┌─ Exercise inputs

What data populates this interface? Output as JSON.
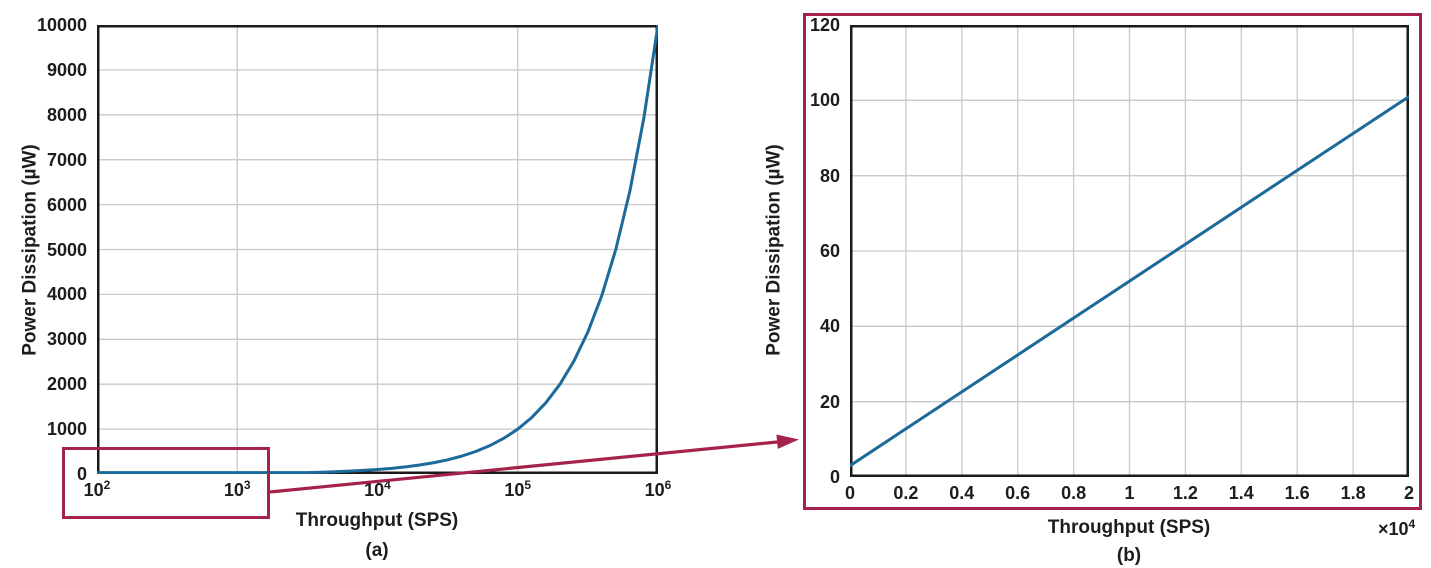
{
  "figure": {
    "background": "#ffffff",
    "accent_red": "#a52349",
    "line_blue": "#1c6a99",
    "grid_color": "#c9c9c9",
    "frame_color": "#1a1a1a",
    "text_color": "#1d1d1d"
  },
  "chart_data": [
    {
      "id": "a",
      "type": "line",
      "caption": "(a)",
      "xlabel": "Throughput (SPS)",
      "ylabel": "Power Dissipation (µW)",
      "x_scale": "log",
      "xlim": [
        100,
        1000000
      ],
      "x_tick_labels": [
        "10^2",
        "10^3",
        "10^4",
        "10^5",
        "10^6"
      ],
      "ylim": [
        0,
        10000
      ],
      "y_ticks": [
        0,
        1000,
        2000,
        3000,
        4000,
        5000,
        6000,
        7000,
        8000,
        9000,
        10000
      ],
      "grid": true,
      "legend": "none",
      "series": [
        {
          "name": "power-dissipation-vs-throughput",
          "x": [
            100,
            126,
            158,
            200,
            251,
            316,
            398,
            501,
            631,
            794,
            1000,
            1259,
            1585,
            1995,
            2512,
            3162,
            3981,
            5012,
            6310,
            7943,
            10000,
            12590,
            15850,
            19950,
            25120,
            31620,
            39810,
            50120,
            63100,
            79430,
            100000,
            125900,
            158500,
            199500,
            251200,
            316200,
            398100,
            501200,
            631000,
            794300,
            1000000
          ],
          "y": [
            1,
            1.26,
            1.58,
            2,
            2.51,
            3.16,
            3.98,
            5.01,
            6.31,
            7.94,
            10,
            12.6,
            15.8,
            20,
            25.1,
            31.6,
            39.8,
            50.1,
            63.1,
            79.4,
            100,
            126,
            158,
            200,
            251,
            316,
            398,
            501,
            631,
            794,
            1000,
            1259,
            1585,
            1995,
            2512,
            3162,
            3981,
            5012,
            6310,
            7943,
            10000
          ]
        }
      ]
    },
    {
      "id": "b",
      "type": "line",
      "caption": "(b)",
      "xlabel": "Throughput (SPS)",
      "ylabel": "Power Dissipation (µW)",
      "x_scale": "linear",
      "xlim": [
        0,
        20000
      ],
      "x_tick_labels": [
        "0",
        "0.2",
        "0.4",
        "0.6",
        "0.8",
        "1",
        "1.2",
        "1.4",
        "1.6",
        "1.8",
        "2"
      ],
      "x_multiplier_label": "×10^4",
      "ylim": [
        0,
        120
      ],
      "y_ticks": [
        0,
        20,
        40,
        60,
        80,
        100,
        120
      ],
      "grid": true,
      "legend": "none",
      "series": [
        {
          "name": "power-dissipation-vs-throughput-zoom",
          "x": [
            0,
            20000
          ],
          "y": [
            3,
            101
          ]
        }
      ]
    }
  ],
  "annotations": {
    "zoom_rectangle": "red rectangle on chart (a) highlighting the low-throughput region (about 100 SPS to 2 kSPS near 0 µW)",
    "zoom_arrow": "red arrow from the highlighted rectangle on chart (a) to the red frame around chart (b)",
    "zoom_frame": "red frame surrounding chart (b) indicating it is the magnified view"
  }
}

└─

Task instructions
Restate each entry word for word, please, but drop any images it holds.

Full response
What data populates this interface? Output as JSON.
{
  "figure": {
    "background": "#ffffff",
    "accent_red": "#a52349",
    "line_blue": "#1c6a99",
    "grid_color": "#c9c9c9",
    "frame_color": "#1a1a1a",
    "text_color": "#1d1d1d"
  },
  "chart_data": [
    {
      "id": "a",
      "type": "line",
      "caption": "(a)",
      "xlabel": "Throughput (SPS)",
      "ylabel": "Power Dissipation (µW)",
      "x_scale": "log",
      "xlim": [
        100,
        1000000
      ],
      "x_tick_labels": [
        "10^2",
        "10^3",
        "10^4",
        "10^5",
        "10^6"
      ],
      "ylim": [
        0,
        10000
      ],
      "y_ticks": [
        0,
        1000,
        2000,
        3000,
        4000,
        5000,
        6000,
        7000,
        8000,
        9000,
        10000
      ],
      "grid": true,
      "legend": "none",
      "series": [
        {
          "name": "power-dissipation-vs-throughput",
          "x": [
            100,
            126,
            158,
            200,
            251,
            316,
            398,
            501,
            631,
            794,
            1000,
            1259,
            1585,
            1995,
            2512,
            3162,
            3981,
            5012,
            6310,
            7943,
            10000,
            12590,
            15850,
            19950,
            25120,
            31620,
            39810,
            50120,
            63100,
            79430,
            100000,
            125900,
            158500,
            199500,
            251200,
            316200,
            398100,
            501200,
            631000,
            794300,
            1000000
          ],
          "y": [
            1,
            1.26,
            1.58,
            2,
            2.51,
            3.16,
            3.98,
            5.01,
            6.31,
            7.94,
            10,
            12.6,
            15.8,
            20,
            25.1,
            31.6,
            39.8,
            50.1,
            63.1,
            79.4,
            100,
            126,
            158,
            200,
            251,
            316,
            398,
            501,
            631,
            794,
            1000,
            1259,
            1585,
            1995,
            2512,
            3162,
            3981,
            5012,
            6310,
            7943,
            10000
          ]
        }
      ]
    },
    {
      "id": "b",
      "type": "line",
      "caption": "(b)",
      "xlabel": "Throughput (SPS)",
      "ylabel": "Power Dissipation (µW)",
      "x_scale": "linear",
      "xlim": [
        0,
        20000
      ],
      "x_tick_labels": [
        "0",
        "0.2",
        "0.4",
        "0.6",
        "0.8",
        "1",
        "1.2",
        "1.4",
        "1.6",
        "1.8",
        "2"
      ],
      "x_multiplier_label": "×10^4",
      "ylim": [
        0,
        120
      ],
      "y_ticks": [
        0,
        20,
        40,
        60,
        80,
        100,
        120
      ],
      "grid": true,
      "legend": "none",
      "series": [
        {
          "name": "power-dissipation-vs-throughput-zoom",
          "x": [
            0,
            20000
          ],
          "y": [
            3,
            101
          ]
        }
      ]
    }
  ],
  "annotations": {
    "zoom_rectangle": "red rectangle on chart (a) highlighting the low-throughput region (about 100 SPS to 2 kSPS near 0 µW)",
    "zoom_arrow": "red arrow from the highlighted rectangle on chart (a) to the red frame around chart (b)",
    "zoom_frame": "red frame surrounding chart (b) indicating it is the magnified view"
  }
}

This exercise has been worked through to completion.